__Problem to work on__
Search the material and gather each line with "component" in it.

======== Materials provided ========

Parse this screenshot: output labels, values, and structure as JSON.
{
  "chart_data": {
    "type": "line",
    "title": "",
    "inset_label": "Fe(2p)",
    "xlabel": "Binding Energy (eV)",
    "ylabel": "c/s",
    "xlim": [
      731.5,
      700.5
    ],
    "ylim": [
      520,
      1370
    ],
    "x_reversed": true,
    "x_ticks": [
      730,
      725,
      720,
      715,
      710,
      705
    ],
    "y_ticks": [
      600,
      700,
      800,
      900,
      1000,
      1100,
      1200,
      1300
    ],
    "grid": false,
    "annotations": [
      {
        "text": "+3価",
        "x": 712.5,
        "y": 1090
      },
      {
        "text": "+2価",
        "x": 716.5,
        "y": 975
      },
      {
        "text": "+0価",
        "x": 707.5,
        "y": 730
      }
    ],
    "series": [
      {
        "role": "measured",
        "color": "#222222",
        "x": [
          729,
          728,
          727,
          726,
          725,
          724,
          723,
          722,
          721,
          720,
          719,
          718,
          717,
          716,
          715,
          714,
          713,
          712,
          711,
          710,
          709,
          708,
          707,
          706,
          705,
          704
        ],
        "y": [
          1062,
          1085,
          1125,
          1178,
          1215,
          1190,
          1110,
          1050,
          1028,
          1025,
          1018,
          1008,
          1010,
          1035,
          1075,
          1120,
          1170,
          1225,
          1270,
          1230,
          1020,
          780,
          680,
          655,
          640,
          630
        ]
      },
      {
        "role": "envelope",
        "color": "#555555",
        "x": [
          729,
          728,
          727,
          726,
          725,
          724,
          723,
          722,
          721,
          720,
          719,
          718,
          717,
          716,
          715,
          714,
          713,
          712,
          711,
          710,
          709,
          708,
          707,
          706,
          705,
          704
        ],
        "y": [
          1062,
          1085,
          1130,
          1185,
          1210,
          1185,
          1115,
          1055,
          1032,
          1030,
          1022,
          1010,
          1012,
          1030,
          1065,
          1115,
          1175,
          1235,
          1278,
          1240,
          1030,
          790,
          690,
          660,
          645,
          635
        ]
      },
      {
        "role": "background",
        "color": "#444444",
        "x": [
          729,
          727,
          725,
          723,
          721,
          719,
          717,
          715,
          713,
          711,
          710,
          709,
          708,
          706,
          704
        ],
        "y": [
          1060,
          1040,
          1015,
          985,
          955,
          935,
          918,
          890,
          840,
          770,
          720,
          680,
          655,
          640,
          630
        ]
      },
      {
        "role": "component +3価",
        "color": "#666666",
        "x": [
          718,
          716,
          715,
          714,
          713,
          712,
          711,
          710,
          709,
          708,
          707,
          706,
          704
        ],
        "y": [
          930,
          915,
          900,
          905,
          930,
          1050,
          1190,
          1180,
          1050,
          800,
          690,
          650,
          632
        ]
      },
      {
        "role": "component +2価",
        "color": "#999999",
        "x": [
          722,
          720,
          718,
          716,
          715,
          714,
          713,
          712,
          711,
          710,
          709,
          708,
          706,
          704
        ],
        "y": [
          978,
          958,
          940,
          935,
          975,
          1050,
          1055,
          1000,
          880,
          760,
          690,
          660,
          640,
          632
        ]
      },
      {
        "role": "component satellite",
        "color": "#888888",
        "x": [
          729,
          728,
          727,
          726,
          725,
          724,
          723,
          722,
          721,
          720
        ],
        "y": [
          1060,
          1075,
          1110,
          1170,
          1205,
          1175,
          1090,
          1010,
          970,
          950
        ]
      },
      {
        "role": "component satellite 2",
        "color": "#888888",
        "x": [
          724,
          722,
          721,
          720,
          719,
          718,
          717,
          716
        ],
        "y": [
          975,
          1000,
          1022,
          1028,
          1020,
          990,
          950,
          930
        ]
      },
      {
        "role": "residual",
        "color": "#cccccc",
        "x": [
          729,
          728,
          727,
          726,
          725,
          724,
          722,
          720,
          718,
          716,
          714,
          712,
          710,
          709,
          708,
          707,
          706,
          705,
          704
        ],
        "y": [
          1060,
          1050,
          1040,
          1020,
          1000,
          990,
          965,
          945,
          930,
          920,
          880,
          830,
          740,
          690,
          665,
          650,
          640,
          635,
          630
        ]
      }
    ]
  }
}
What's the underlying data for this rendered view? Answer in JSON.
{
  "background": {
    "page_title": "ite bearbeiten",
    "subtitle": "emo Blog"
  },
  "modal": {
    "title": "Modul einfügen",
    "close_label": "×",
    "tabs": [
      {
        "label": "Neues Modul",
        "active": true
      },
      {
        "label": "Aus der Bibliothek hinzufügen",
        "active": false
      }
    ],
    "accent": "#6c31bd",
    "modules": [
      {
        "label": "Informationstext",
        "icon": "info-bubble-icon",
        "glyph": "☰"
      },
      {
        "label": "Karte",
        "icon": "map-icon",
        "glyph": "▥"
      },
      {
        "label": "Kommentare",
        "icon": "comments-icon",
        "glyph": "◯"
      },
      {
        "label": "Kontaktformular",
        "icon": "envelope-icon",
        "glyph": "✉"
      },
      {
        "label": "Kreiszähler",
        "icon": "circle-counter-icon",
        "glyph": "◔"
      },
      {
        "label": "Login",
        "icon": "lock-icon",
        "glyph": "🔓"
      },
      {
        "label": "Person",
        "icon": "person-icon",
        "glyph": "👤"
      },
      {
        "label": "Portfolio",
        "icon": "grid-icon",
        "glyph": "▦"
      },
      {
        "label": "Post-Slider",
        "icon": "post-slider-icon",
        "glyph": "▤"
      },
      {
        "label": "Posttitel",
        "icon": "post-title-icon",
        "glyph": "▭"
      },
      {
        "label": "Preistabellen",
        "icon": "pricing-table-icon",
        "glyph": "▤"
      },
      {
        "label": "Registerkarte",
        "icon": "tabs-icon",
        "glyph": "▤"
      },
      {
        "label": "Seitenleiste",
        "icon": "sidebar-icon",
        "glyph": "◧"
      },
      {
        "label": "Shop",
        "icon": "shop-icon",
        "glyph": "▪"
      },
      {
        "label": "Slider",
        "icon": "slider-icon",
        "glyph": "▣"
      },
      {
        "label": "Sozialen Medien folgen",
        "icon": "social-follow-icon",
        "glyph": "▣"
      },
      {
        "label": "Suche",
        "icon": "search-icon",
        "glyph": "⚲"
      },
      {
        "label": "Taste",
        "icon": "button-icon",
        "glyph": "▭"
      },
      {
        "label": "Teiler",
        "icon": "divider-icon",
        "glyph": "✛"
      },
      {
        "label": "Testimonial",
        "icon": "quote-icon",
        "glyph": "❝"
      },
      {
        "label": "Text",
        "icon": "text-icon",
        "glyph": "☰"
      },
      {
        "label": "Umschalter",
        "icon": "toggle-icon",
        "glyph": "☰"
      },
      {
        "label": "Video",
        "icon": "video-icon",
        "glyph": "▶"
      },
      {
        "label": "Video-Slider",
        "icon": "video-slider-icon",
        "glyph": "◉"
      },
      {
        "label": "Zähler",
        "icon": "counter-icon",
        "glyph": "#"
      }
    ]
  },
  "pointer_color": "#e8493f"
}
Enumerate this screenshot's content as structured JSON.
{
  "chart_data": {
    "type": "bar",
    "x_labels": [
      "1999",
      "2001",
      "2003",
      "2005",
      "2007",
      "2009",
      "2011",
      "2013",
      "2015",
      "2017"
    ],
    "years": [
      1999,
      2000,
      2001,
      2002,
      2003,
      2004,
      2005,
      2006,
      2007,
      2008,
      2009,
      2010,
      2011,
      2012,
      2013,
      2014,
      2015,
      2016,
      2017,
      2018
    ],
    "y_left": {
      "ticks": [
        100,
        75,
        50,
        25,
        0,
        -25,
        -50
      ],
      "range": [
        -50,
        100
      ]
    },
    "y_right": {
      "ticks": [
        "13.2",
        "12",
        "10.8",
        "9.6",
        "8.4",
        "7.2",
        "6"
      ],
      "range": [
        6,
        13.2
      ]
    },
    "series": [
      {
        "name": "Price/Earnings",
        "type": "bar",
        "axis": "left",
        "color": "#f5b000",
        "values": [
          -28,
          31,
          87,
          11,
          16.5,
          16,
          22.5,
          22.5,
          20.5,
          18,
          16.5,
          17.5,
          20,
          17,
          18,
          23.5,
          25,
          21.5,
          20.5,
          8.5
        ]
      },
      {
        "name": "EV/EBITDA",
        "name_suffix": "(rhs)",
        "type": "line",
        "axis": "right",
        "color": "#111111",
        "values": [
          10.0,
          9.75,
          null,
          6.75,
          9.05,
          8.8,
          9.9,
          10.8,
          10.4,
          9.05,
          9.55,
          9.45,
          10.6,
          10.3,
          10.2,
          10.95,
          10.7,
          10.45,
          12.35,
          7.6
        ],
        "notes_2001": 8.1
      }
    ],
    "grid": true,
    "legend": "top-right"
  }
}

========

__Reply__
        "role": "component +3価",
        "role": "component +2価",
        "role": "component satellite",
        "role": "component satellite 2",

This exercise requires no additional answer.